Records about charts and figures
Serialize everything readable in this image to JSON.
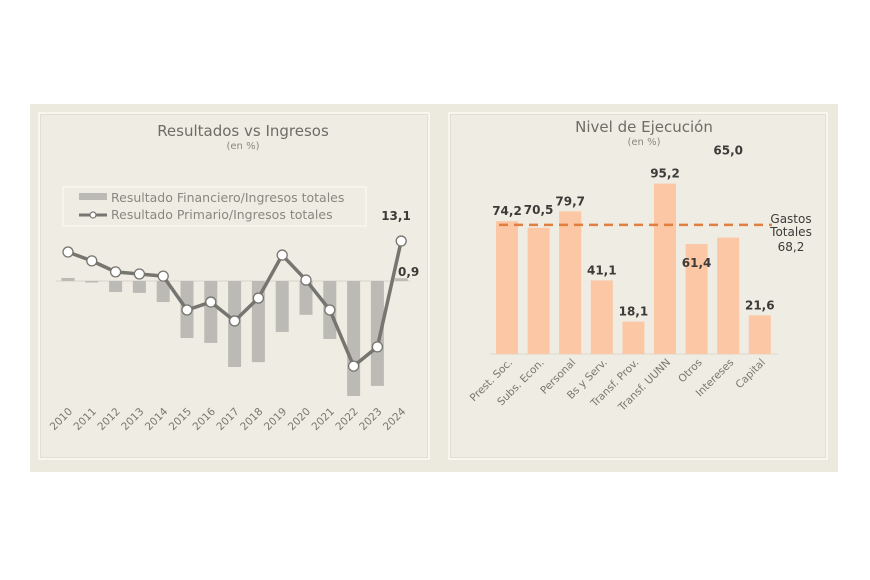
{
  "colors": {
    "frame_bg": "#ece9df",
    "panel_bg": "#efece3",
    "bar_gray": "#bcbab5",
    "line_gray": "#77756f",
    "bar_orange": "#fbc7a5",
    "dash_orange": "#e07f3f",
    "label_dark": "#3d3b38"
  },
  "chart_data": [
    {
      "type": "bar+line",
      "title": "Resultados vs Ingresos",
      "subtitle": "(en %)",
      "xlabel": "",
      "ylabel": "",
      "categories": [
        "2010",
        "2011",
        "2012",
        "2013",
        "2014",
        "2015",
        "2016",
        "2017",
        "2018",
        "2019",
        "2020",
        "2021",
        "2022",
        "2023",
        "2024"
      ],
      "series": [
        {
          "name": "Resultado Financiero/Ingresos totales",
          "kind": "bar",
          "values": [
            1.0,
            -0.5,
            -3.6,
            -3.9,
            -6.9,
            -18.7,
            -20.3,
            -28.2,
            -26.6,
            -16.7,
            -11.1,
            -19.0,
            -37.7,
            -34.4,
            0.9
          ]
        },
        {
          "name": "Resultado Primario/Ingresos totales",
          "kind": "line",
          "values": [
            9.5,
            6.6,
            3.0,
            2.3,
            1.6,
            -9.5,
            -6.9,
            -13.1,
            -5.6,
            8.5,
            0.3,
            -9.5,
            -27.9,
            -21.6,
            13.1
          ]
        }
      ],
      "data_labels": [
        {
          "series": "Resultado Primario/Ingresos totales",
          "category": "2024",
          "text": "13,1"
        },
        {
          "series": "Resultado Financiero/Ingresos totales",
          "category": "2024",
          "text": "0,9"
        }
      ],
      "ylim": [
        -40,
        16
      ],
      "grid": false,
      "legend_position": "top-left",
      "x_tick_rotation": -45
    },
    {
      "type": "bar",
      "title": "Nivel de Ejecución",
      "subtitle": "(en %)",
      "xlabel": "",
      "ylabel": "",
      "categories": [
        "Prest. Soc.",
        "Subs. Econ.",
        "Personal",
        "Bs y Serv.",
        "Transf. Prov.",
        "Transf. UUNN",
        "Otros",
        "Intereses",
        "Capital"
      ],
      "values": [
        74.2,
        70.5,
        79.7,
        41.1,
        18.1,
        95.2,
        61.4,
        65.0,
        21.6
      ],
      "data_labels": [
        "74,2",
        "70,5",
        "79,7",
        "41,1",
        "18,1",
        "95,2",
        "61,4",
        "65,0",
        "21,6"
      ],
      "reference_line": {
        "label_line1": "Gastos",
        "label_line2": "Totales",
        "value": 68.2,
        "value_label": "68,2",
        "style": "dashed"
      },
      "ylim": [
        0,
        100
      ],
      "grid": false,
      "legend_position": "none",
      "x_tick_rotation": -45
    }
  ]
}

:: Work to complete ::
What is needed is an exact reproduction of the data, pictures excluded.

:: Solved exercise ::
Serialize everything readable in this image to JSON.
{
  "colors": {
    "frame_bg": "#ece9df",
    "panel_bg": "#efece3",
    "bar_gray": "#bcbab5",
    "line_gray": "#77756f",
    "bar_orange": "#fbc7a5",
    "dash_orange": "#e07f3f",
    "label_dark": "#3d3b38"
  },
  "chart_data": [
    {
      "type": "bar+line",
      "title": "Resultados vs Ingresos",
      "subtitle": "(en %)",
      "xlabel": "",
      "ylabel": "",
      "categories": [
        "2010",
        "2011",
        "2012",
        "2013",
        "2014",
        "2015",
        "2016",
        "2017",
        "2018",
        "2019",
        "2020",
        "2021",
        "2022",
        "2023",
        "2024"
      ],
      "series": [
        {
          "name": "Resultado Financiero/Ingresos totales",
          "kind": "bar",
          "values": [
            1.0,
            -0.5,
            -3.6,
            -3.9,
            -6.9,
            -18.7,
            -20.3,
            -28.2,
            -26.6,
            -16.7,
            -11.1,
            -19.0,
            -37.7,
            -34.4,
            0.9
          ]
        },
        {
          "name": "Resultado Primario/Ingresos totales",
          "kind": "line",
          "values": [
            9.5,
            6.6,
            3.0,
            2.3,
            1.6,
            -9.5,
            -6.9,
            -13.1,
            -5.6,
            8.5,
            0.3,
            -9.5,
            -27.9,
            -21.6,
            13.1
          ]
        }
      ],
      "data_labels": [
        {
          "series": "Resultado Primario/Ingresos totales",
          "category": "2024",
          "text": "13,1"
        },
        {
          "series": "Resultado Financiero/Ingresos totales",
          "category": "2024",
          "text": "0,9"
        }
      ],
      "ylim": [
        -40,
        16
      ],
      "grid": false,
      "legend_position": "top-left",
      "x_tick_rotation": -45
    },
    {
      "type": "bar",
      "title": "Nivel de Ejecución",
      "subtitle": "(en %)",
      "xlabel": "",
      "ylabel": "",
      "categories": [
        "Prest. Soc.",
        "Subs. Econ.",
        "Personal",
        "Bs y Serv.",
        "Transf. Prov.",
        "Transf. UUNN",
        "Otros",
        "Intereses",
        "Capital"
      ],
      "values": [
        74.2,
        70.5,
        79.7,
        41.1,
        18.1,
        95.2,
        61.4,
        65.0,
        21.6
      ],
      "data_labels": [
        "74,2",
        "70,5",
        "79,7",
        "41,1",
        "18,1",
        "95,2",
        "61,4",
        "65,0",
        "21,6"
      ],
      "reference_line": {
        "label_line1": "Gastos",
        "label_line2": "Totales",
        "value": 68.2,
        "value_label": "68,2",
        "style": "dashed"
      },
      "ylim": [
        0,
        100
      ],
      "grid": false,
      "legend_position": "none",
      "x_tick_rotation": -45
    }
  ]
}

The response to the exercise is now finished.